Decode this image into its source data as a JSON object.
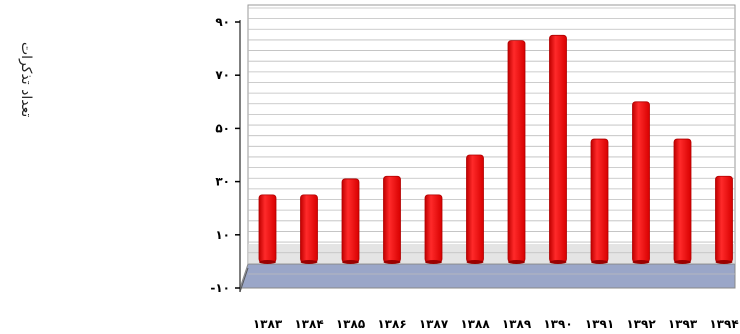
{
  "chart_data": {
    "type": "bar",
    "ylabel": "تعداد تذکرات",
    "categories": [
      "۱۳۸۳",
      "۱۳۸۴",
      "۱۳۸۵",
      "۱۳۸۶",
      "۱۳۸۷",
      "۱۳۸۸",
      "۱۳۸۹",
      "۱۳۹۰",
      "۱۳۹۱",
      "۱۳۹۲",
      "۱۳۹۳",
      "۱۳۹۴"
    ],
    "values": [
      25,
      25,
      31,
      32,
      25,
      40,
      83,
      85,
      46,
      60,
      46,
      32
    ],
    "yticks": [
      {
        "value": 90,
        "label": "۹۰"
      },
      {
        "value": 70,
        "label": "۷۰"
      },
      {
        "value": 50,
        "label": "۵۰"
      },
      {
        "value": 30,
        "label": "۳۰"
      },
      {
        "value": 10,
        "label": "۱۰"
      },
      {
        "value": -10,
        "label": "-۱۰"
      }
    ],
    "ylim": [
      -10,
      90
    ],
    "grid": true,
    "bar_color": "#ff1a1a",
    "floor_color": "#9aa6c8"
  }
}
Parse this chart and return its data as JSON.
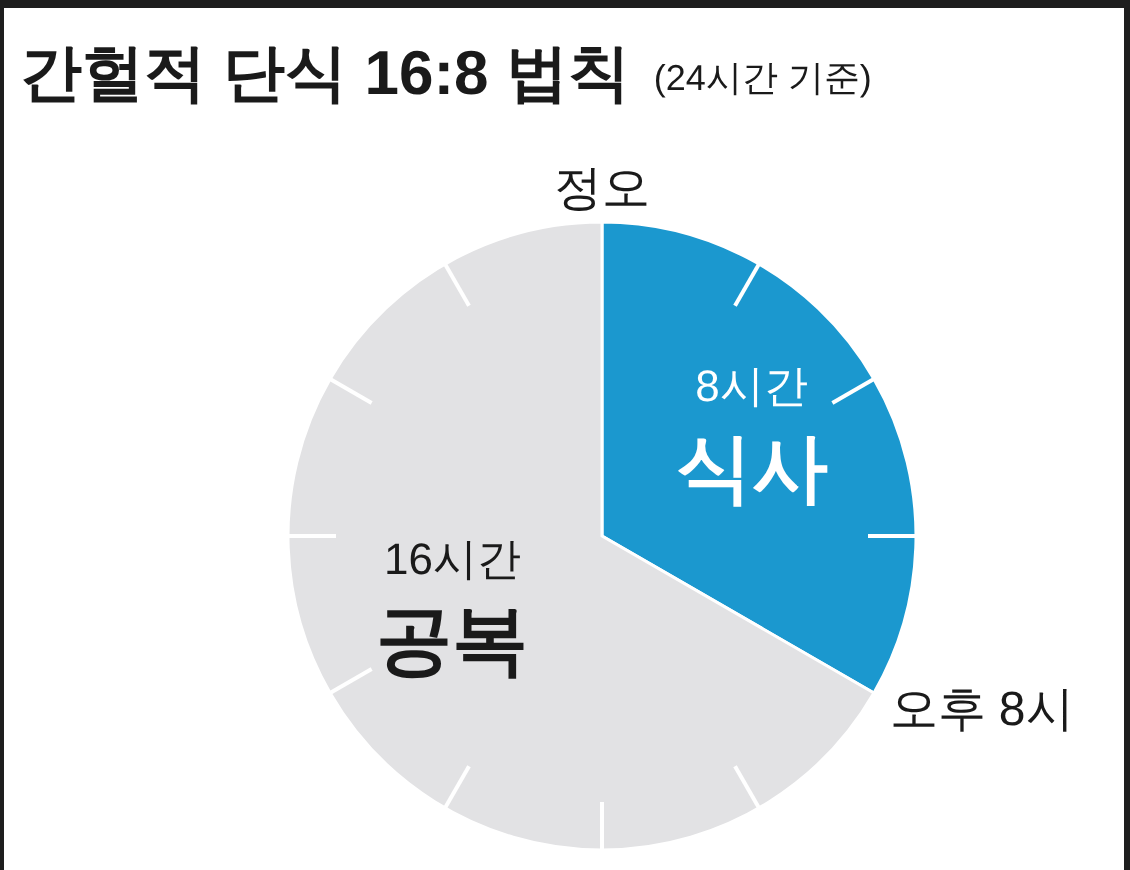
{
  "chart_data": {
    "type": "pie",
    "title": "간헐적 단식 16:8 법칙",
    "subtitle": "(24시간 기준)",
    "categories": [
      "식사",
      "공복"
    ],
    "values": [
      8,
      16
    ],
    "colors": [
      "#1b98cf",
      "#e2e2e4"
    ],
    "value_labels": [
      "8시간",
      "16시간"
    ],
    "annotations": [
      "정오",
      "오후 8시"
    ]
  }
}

=-=-=-=-=

» **Written problem**:
Pictures are not part of the copy; reproduce everything else in the records exactly.

» **Full output**:
Decode this image into its source data as a JSON object.
{
  "chart_data": {
    "type": "bar",
    "ylabel": "تعداد تذکرات",
    "categories": [
      "۱۳۸۳",
      "۱۳۸۴",
      "۱۳۸۵",
      "۱۳۸۶",
      "۱۳۸۷",
      "۱۳۸۸",
      "۱۳۸۹",
      "۱۳۹۰",
      "۱۳۹۱",
      "۱۳۹۲",
      "۱۳۹۳",
      "۱۳۹۴"
    ],
    "values": [
      25,
      25,
      31,
      32,
      25,
      40,
      83,
      85,
      46,
      60,
      46,
      32
    ],
    "yticks": [
      {
        "value": 90,
        "label": "۹۰"
      },
      {
        "value": 70,
        "label": "۷۰"
      },
      {
        "value": 50,
        "label": "۵۰"
      },
      {
        "value": 30,
        "label": "۳۰"
      },
      {
        "value": 10,
        "label": "۱۰"
      },
      {
        "value": -10,
        "label": "-۱۰"
      }
    ],
    "ylim": [
      -10,
      90
    ],
    "grid": true,
    "bar_color": "#ff1a1a",
    "floor_color": "#9aa6c8"
  }
}
Parse this chart and return its data as JSON.
{
  "chart_data": {
    "type": "pie",
    "title": "간헐적 단식 16:8 법칙",
    "subtitle": "(24시간 기준)",
    "categories": [
      "식사",
      "공복"
    ],
    "values": [
      8,
      16
    ],
    "colors": [
      "#1b98cf",
      "#e2e2e4"
    ],
    "value_labels": [
      "8시간",
      "16시간"
    ],
    "annotations": [
      "정오",
      "오후 8시"
    ]
  }
}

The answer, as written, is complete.